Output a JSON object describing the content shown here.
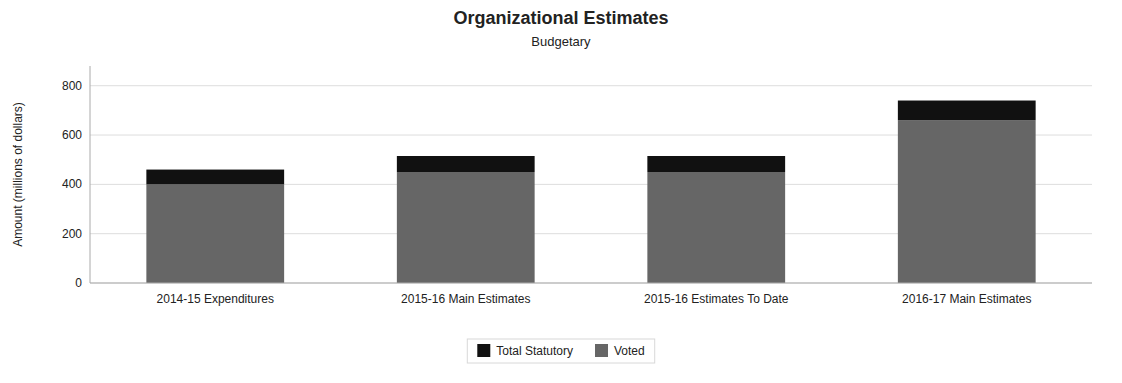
{
  "chart_data": {
    "type": "bar",
    "title": "Organizational Estimates",
    "subtitle": "Budgetary",
    "categories": [
      "2014-15 Expenditures",
      "2015-16 Main Estimates",
      "2015-16 Estimates To Date",
      "2016-17 Main Estimates"
    ],
    "series": [
      {
        "name": "Voted",
        "color": "#666666",
        "values": [
          400,
          450,
          450,
          660
        ]
      },
      {
        "name": "Total Statutory",
        "color": "#111111",
        "values": [
          60,
          65,
          65,
          80
        ]
      }
    ],
    "stacked": true,
    "ylabel": "Amount (millions of dollars)",
    "ylim": [
      0,
      880
    ],
    "yticks": [
      0,
      200,
      400,
      600,
      800
    ],
    "grid": true,
    "legend": "bottom"
  }
}
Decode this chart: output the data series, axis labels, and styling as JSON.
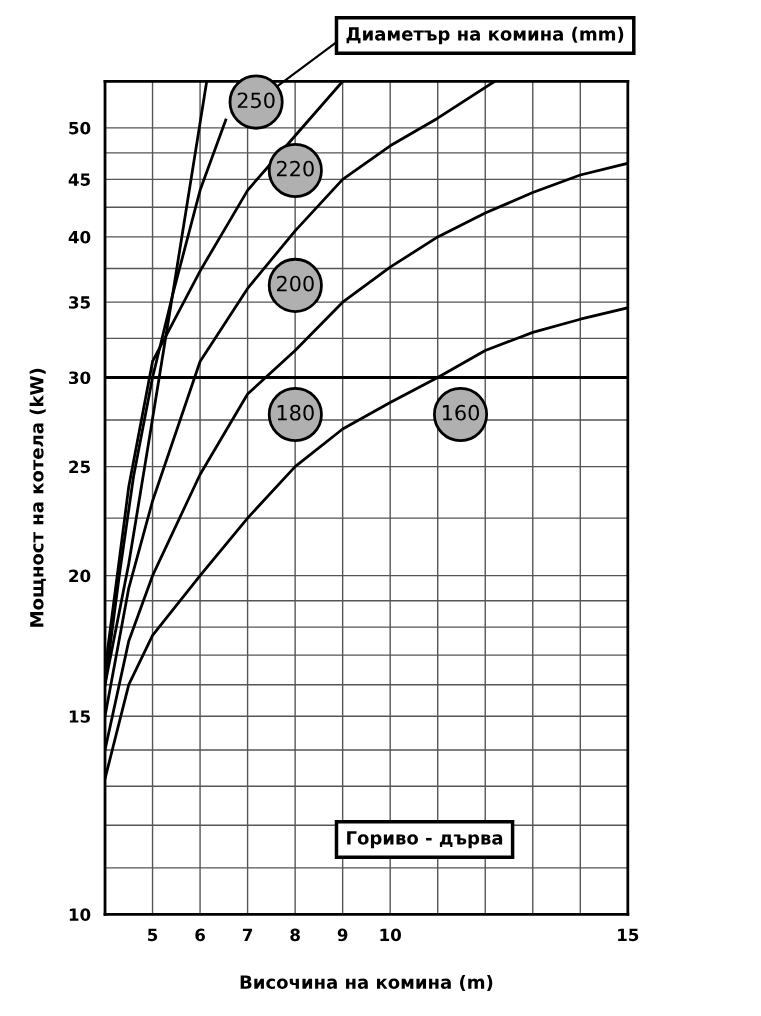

□ □ □

The problem -> Every record gets retyped exactly; no picture goes into the copy.

Worked solution ->
Output a JSON object describing the content shown here.
{
  "chart_data": {
    "type": "bar",
    "title": "Organizational Estimates",
    "subtitle": "Budgetary",
    "categories": [
      "2014-15 Expenditures",
      "2015-16 Main Estimates",
      "2015-16 Estimates To Date",
      "2016-17 Main Estimates"
    ],
    "series": [
      {
        "name": "Voted",
        "color": "#666666",
        "values": [
          400,
          450,
          450,
          660
        ]
      },
      {
        "name": "Total Statutory",
        "color": "#111111",
        "values": [
          60,
          65,
          65,
          80
        ]
      }
    ],
    "stacked": true,
    "ylabel": "Amount (millions of dollars)",
    "ylim": [
      0,
      880
    ],
    "yticks": [
      0,
      200,
      400,
      600,
      800
    ],
    "grid": true,
    "legend": "bottom"
  }
}
Decode this chart: output the data series, axis labels, and styling as JSON.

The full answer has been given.